[Start of EXERCISE INPUTS]

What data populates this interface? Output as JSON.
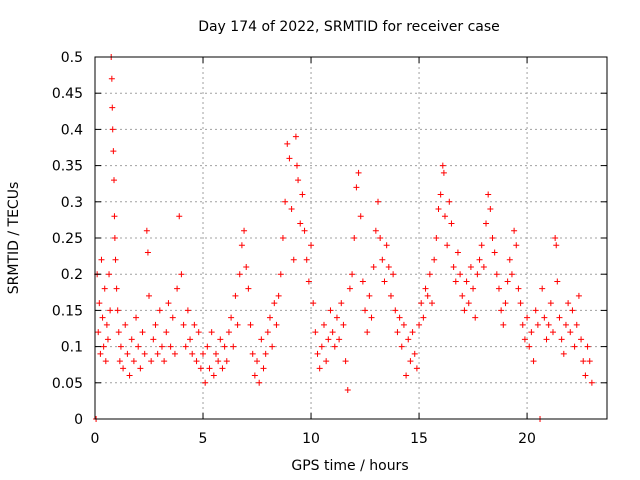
{
  "colors": {
    "marker": "#ff0000",
    "grid": "#a0a0a0",
    "axis": "#000000"
  },
  "chart_data": {
    "type": "scatter",
    "title": "Day 174 of 2022, SRMTID for receiver case",
    "xlabel": "GPS time / hours",
    "ylabel": "SRMTID / TECUs",
    "xlim": [
      0,
      23.7
    ],
    "ylim": [
      0,
      0.5
    ],
    "xticks": [
      0,
      5,
      10,
      15,
      20
    ],
    "xtick_labels": [
      "0",
      "5",
      "10",
      "15",
      "20"
    ],
    "yticks": [
      0,
      0.05,
      0.1,
      0.15,
      0.2,
      0.25,
      0.3,
      0.35,
      0.4,
      0.45,
      0.5
    ],
    "ytick_labels": [
      "0",
      "0.05",
      "0.1",
      "0.15",
      "0.2",
      "0.25",
      "0.3",
      "0.35",
      "0.4",
      "0.45",
      "0.5"
    ],
    "grid": true,
    "legend": "none",
    "marker": "+",
    "series": [
      {
        "name": "SRMTID",
        "points": [
          [
            0.05,
            0.0
          ],
          [
            0.1,
            0.2
          ],
          [
            0.15,
            0.12
          ],
          [
            0.2,
            0.16
          ],
          [
            0.25,
            0.09
          ],
          [
            0.3,
            0.22
          ],
          [
            0.35,
            0.14
          ],
          [
            0.4,
            0.1
          ],
          [
            0.45,
            0.18
          ],
          [
            0.5,
            0.08
          ],
          [
            0.55,
            0.13
          ],
          [
            0.6,
            0.11
          ],
          [
            0.65,
            0.2
          ],
          [
            0.7,
            0.15
          ],
          [
            0.75,
            0.5
          ],
          [
            0.78,
            0.47
          ],
          [
            0.8,
            0.43
          ],
          [
            0.82,
            0.4
          ],
          [
            0.85,
            0.37
          ],
          [
            0.88,
            0.33
          ],
          [
            0.9,
            0.28
          ],
          [
            0.92,
            0.25
          ],
          [
            0.95,
            0.22
          ],
          [
            1.0,
            0.18
          ],
          [
            1.05,
            0.15
          ],
          [
            1.1,
            0.12
          ],
          [
            1.15,
            0.08
          ],
          [
            1.2,
            0.1
          ],
          [
            1.3,
            0.07
          ],
          [
            1.4,
            0.13
          ],
          [
            1.5,
            0.09
          ],
          [
            1.6,
            0.06
          ],
          [
            1.7,
            0.11
          ],
          [
            1.8,
            0.08
          ],
          [
            1.9,
            0.14
          ],
          [
            2.0,
            0.1
          ],
          [
            2.1,
            0.07
          ],
          [
            2.2,
            0.12
          ],
          [
            2.3,
            0.09
          ],
          [
            2.4,
            0.26
          ],
          [
            2.45,
            0.23
          ],
          [
            2.5,
            0.17
          ],
          [
            2.6,
            0.08
          ],
          [
            2.7,
            0.11
          ],
          [
            2.8,
            0.13
          ],
          [
            2.9,
            0.09
          ],
          [
            3.0,
            0.15
          ],
          [
            3.1,
            0.1
          ],
          [
            3.2,
            0.08
          ],
          [
            3.3,
            0.12
          ],
          [
            3.4,
            0.16
          ],
          [
            3.5,
            0.1
          ],
          [
            3.6,
            0.14
          ],
          [
            3.7,
            0.09
          ],
          [
            3.8,
            0.18
          ],
          [
            3.9,
            0.28
          ],
          [
            4.0,
            0.2
          ],
          [
            4.1,
            0.13
          ],
          [
            4.2,
            0.1
          ],
          [
            4.3,
            0.15
          ],
          [
            4.4,
            0.11
          ],
          [
            4.5,
            0.09
          ],
          [
            4.6,
            0.13
          ],
          [
            4.7,
            0.08
          ],
          [
            4.8,
            0.12
          ],
          [
            4.9,
            0.07
          ],
          [
            5.0,
            0.09
          ],
          [
            5.1,
            0.05
          ],
          [
            5.2,
            0.1
          ],
          [
            5.3,
            0.07
          ],
          [
            5.4,
            0.12
          ],
          [
            5.5,
            0.06
          ],
          [
            5.6,
            0.09
          ],
          [
            5.7,
            0.08
          ],
          [
            5.8,
            0.11
          ],
          [
            5.9,
            0.07
          ],
          [
            6.0,
            0.1
          ],
          [
            6.1,
            0.08
          ],
          [
            6.2,
            0.12
          ],
          [
            6.3,
            0.14
          ],
          [
            6.4,
            0.1
          ],
          [
            6.5,
            0.17
          ],
          [
            6.6,
            0.13
          ],
          [
            6.7,
            0.2
          ],
          [
            6.8,
            0.24
          ],
          [
            6.9,
            0.26
          ],
          [
            7.0,
            0.21
          ],
          [
            7.1,
            0.18
          ],
          [
            7.2,
            0.13
          ],
          [
            7.3,
            0.09
          ],
          [
            7.4,
            0.06
          ],
          [
            7.5,
            0.08
          ],
          [
            7.6,
            0.05
          ],
          [
            7.7,
            0.11
          ],
          [
            7.8,
            0.07
          ],
          [
            7.9,
            0.09
          ],
          [
            8.0,
            0.12
          ],
          [
            8.1,
            0.14
          ],
          [
            8.2,
            0.1
          ],
          [
            8.3,
            0.16
          ],
          [
            8.4,
            0.13
          ],
          [
            8.5,
            0.17
          ],
          [
            8.6,
            0.2
          ],
          [
            8.7,
            0.25
          ],
          [
            8.8,
            0.3
          ],
          [
            8.9,
            0.38
          ],
          [
            9.0,
            0.36
          ],
          [
            9.1,
            0.29
          ],
          [
            9.2,
            0.22
          ],
          [
            9.3,
            0.39
          ],
          [
            9.35,
            0.35
          ],
          [
            9.4,
            0.33
          ],
          [
            9.5,
            0.27
          ],
          [
            9.6,
            0.31
          ],
          [
            9.7,
            0.26
          ],
          [
            9.8,
            0.22
          ],
          [
            9.9,
            0.19
          ],
          [
            10.0,
            0.24
          ],
          [
            10.1,
            0.16
          ],
          [
            10.2,
            0.12
          ],
          [
            10.3,
            0.09
          ],
          [
            10.4,
            0.07
          ],
          [
            10.5,
            0.1
          ],
          [
            10.6,
            0.13
          ],
          [
            10.7,
            0.08
          ],
          [
            10.8,
            0.11
          ],
          [
            10.9,
            0.15
          ],
          [
            11.0,
            0.12
          ],
          [
            11.1,
            0.1
          ],
          [
            11.2,
            0.14
          ],
          [
            11.3,
            0.11
          ],
          [
            11.4,
            0.16
          ],
          [
            11.5,
            0.13
          ],
          [
            11.6,
            0.08
          ],
          [
            11.7,
            0.04
          ],
          [
            11.8,
            0.18
          ],
          [
            11.9,
            0.2
          ],
          [
            12.0,
            0.25
          ],
          [
            12.1,
            0.32
          ],
          [
            12.2,
            0.34
          ],
          [
            12.3,
            0.28
          ],
          [
            12.4,
            0.19
          ],
          [
            12.5,
            0.15
          ],
          [
            12.6,
            0.12
          ],
          [
            12.7,
            0.17
          ],
          [
            12.8,
            0.14
          ],
          [
            12.9,
            0.21
          ],
          [
            13.0,
            0.26
          ],
          [
            13.1,
            0.3
          ],
          [
            13.2,
            0.25
          ],
          [
            13.3,
            0.22
          ],
          [
            13.4,
            0.19
          ],
          [
            13.5,
            0.24
          ],
          [
            13.6,
            0.21
          ],
          [
            13.7,
            0.17
          ],
          [
            13.8,
            0.2
          ],
          [
            13.9,
            0.15
          ],
          [
            14.0,
            0.12
          ],
          [
            14.1,
            0.14
          ],
          [
            14.2,
            0.1
          ],
          [
            14.3,
            0.13
          ],
          [
            14.4,
            0.06
          ],
          [
            14.5,
            0.11
          ],
          [
            14.6,
            0.08
          ],
          [
            14.7,
            0.12
          ],
          [
            14.8,
            0.09
          ],
          [
            14.9,
            0.07
          ],
          [
            15.0,
            0.13
          ],
          [
            15.1,
            0.16
          ],
          [
            15.2,
            0.14
          ],
          [
            15.3,
            0.18
          ],
          [
            15.4,
            0.17
          ],
          [
            15.5,
            0.2
          ],
          [
            15.6,
            0.16
          ],
          [
            15.7,
            0.22
          ],
          [
            15.8,
            0.25
          ],
          [
            15.9,
            0.29
          ],
          [
            16.0,
            0.31
          ],
          [
            16.1,
            0.35
          ],
          [
            16.15,
            0.34
          ],
          [
            16.2,
            0.28
          ],
          [
            16.3,
            0.24
          ],
          [
            16.4,
            0.3
          ],
          [
            16.5,
            0.27
          ],
          [
            16.6,
            0.21
          ],
          [
            16.7,
            0.19
          ],
          [
            16.8,
            0.23
          ],
          [
            16.9,
            0.2
          ],
          [
            17.0,
            0.17
          ],
          [
            17.1,
            0.15
          ],
          [
            17.2,
            0.19
          ],
          [
            17.3,
            0.16
          ],
          [
            17.4,
            0.21
          ],
          [
            17.5,
            0.18
          ],
          [
            17.6,
            0.14
          ],
          [
            17.7,
            0.2
          ],
          [
            17.8,
            0.22
          ],
          [
            17.9,
            0.24
          ],
          [
            18.0,
            0.21
          ],
          [
            18.1,
            0.27
          ],
          [
            18.2,
            0.31
          ],
          [
            18.3,
            0.29
          ],
          [
            18.4,
            0.25
          ],
          [
            18.5,
            0.23
          ],
          [
            18.6,
            0.2
          ],
          [
            18.7,
            0.18
          ],
          [
            18.8,
            0.15
          ],
          [
            18.9,
            0.13
          ],
          [
            19.0,
            0.16
          ],
          [
            19.1,
            0.19
          ],
          [
            19.2,
            0.22
          ],
          [
            19.3,
            0.2
          ],
          [
            19.4,
            0.26
          ],
          [
            19.5,
            0.24
          ],
          [
            19.6,
            0.18
          ],
          [
            19.7,
            0.16
          ],
          [
            19.8,
            0.13
          ],
          [
            19.9,
            0.11
          ],
          [
            20.0,
            0.14
          ],
          [
            20.1,
            0.1
          ],
          [
            20.2,
            0.12
          ],
          [
            20.3,
            0.08
          ],
          [
            20.4,
            0.15
          ],
          [
            20.5,
            0.13
          ],
          [
            20.6,
            0.0
          ],
          [
            20.7,
            0.18
          ],
          [
            20.8,
            0.14
          ],
          [
            20.9,
            0.11
          ],
          [
            21.0,
            0.13
          ],
          [
            21.1,
            0.16
          ],
          [
            21.2,
            0.12
          ],
          [
            21.3,
            0.25
          ],
          [
            21.35,
            0.24
          ],
          [
            21.4,
            0.19
          ],
          [
            21.5,
            0.14
          ],
          [
            21.6,
            0.11
          ],
          [
            21.7,
            0.09
          ],
          [
            21.8,
            0.13
          ],
          [
            21.9,
            0.16
          ],
          [
            22.0,
            0.12
          ],
          [
            22.1,
            0.15
          ],
          [
            22.2,
            0.1
          ],
          [
            22.3,
            0.13
          ],
          [
            22.4,
            0.17
          ],
          [
            22.5,
            0.11
          ],
          [
            22.6,
            0.08
          ],
          [
            22.7,
            0.06
          ],
          [
            22.8,
            0.1
          ],
          [
            22.9,
            0.08
          ],
          [
            23.0,
            0.05
          ]
        ]
      }
    ]
  }
}
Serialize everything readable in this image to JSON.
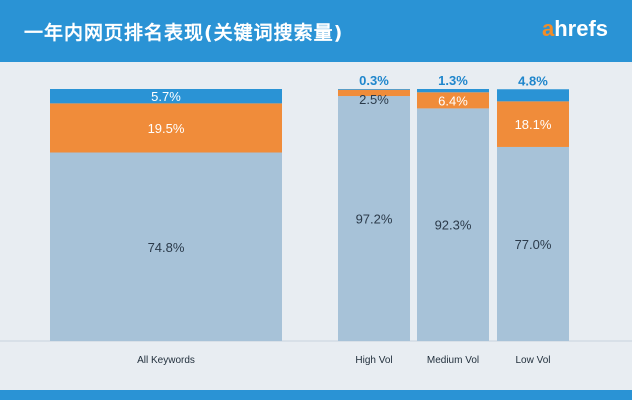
{
  "header": {
    "title": "一年内网页排名表现(关键词搜索量)",
    "logo_first": "a",
    "logo_rest": "hrefs"
  },
  "colors": {
    "header_bg": "#2a93d5",
    "background": "#e8edf2",
    "seg_bottom": "#a7c2d8",
    "seg_middle": "#f08c3a",
    "seg_top": "#2a93d5",
    "label_dark": "#2b3a4a",
    "label_light": "#ffffff",
    "label_blue": "#1f86cc"
  },
  "chart_data": {
    "type": "bar",
    "stacked": true,
    "normalized_percent": true,
    "categories": [
      "All Keywords",
      "High Vol",
      "Medium Vol",
      "Low Vol"
    ],
    "series": [
      {
        "key": "bottom",
        "values": [
          74.8,
          97.2,
          92.3,
          77.0
        ],
        "labels": [
          "74.8%",
          "97.2%",
          "92.3%",
          "77.0%"
        ]
      },
      {
        "key": "middle",
        "values": [
          19.5,
          2.5,
          6.4,
          18.1
        ],
        "labels": [
          "19.5%",
          "2.5%",
          "6.4%",
          "18.1%"
        ]
      },
      {
        "key": "top",
        "values": [
          5.7,
          0.3,
          1.3,
          4.8
        ],
        "labels": [
          "5.7%",
          "0.3%",
          "1.3%",
          "4.8%"
        ]
      }
    ],
    "ylim": [
      0,
      100
    ],
    "grid": false,
    "legend": false
  }
}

[End of EXERCISE INPUTS]

PROBLEM TO SOLVE
Filter the listing for the word "SRMTID" and copy every line that holds it.

FULL ANSWER
    "title": "Day 174 of 2022, SRMTID for receiver case",
    "ylabel": "SRMTID / TECUs",
        "name": "SRMTID",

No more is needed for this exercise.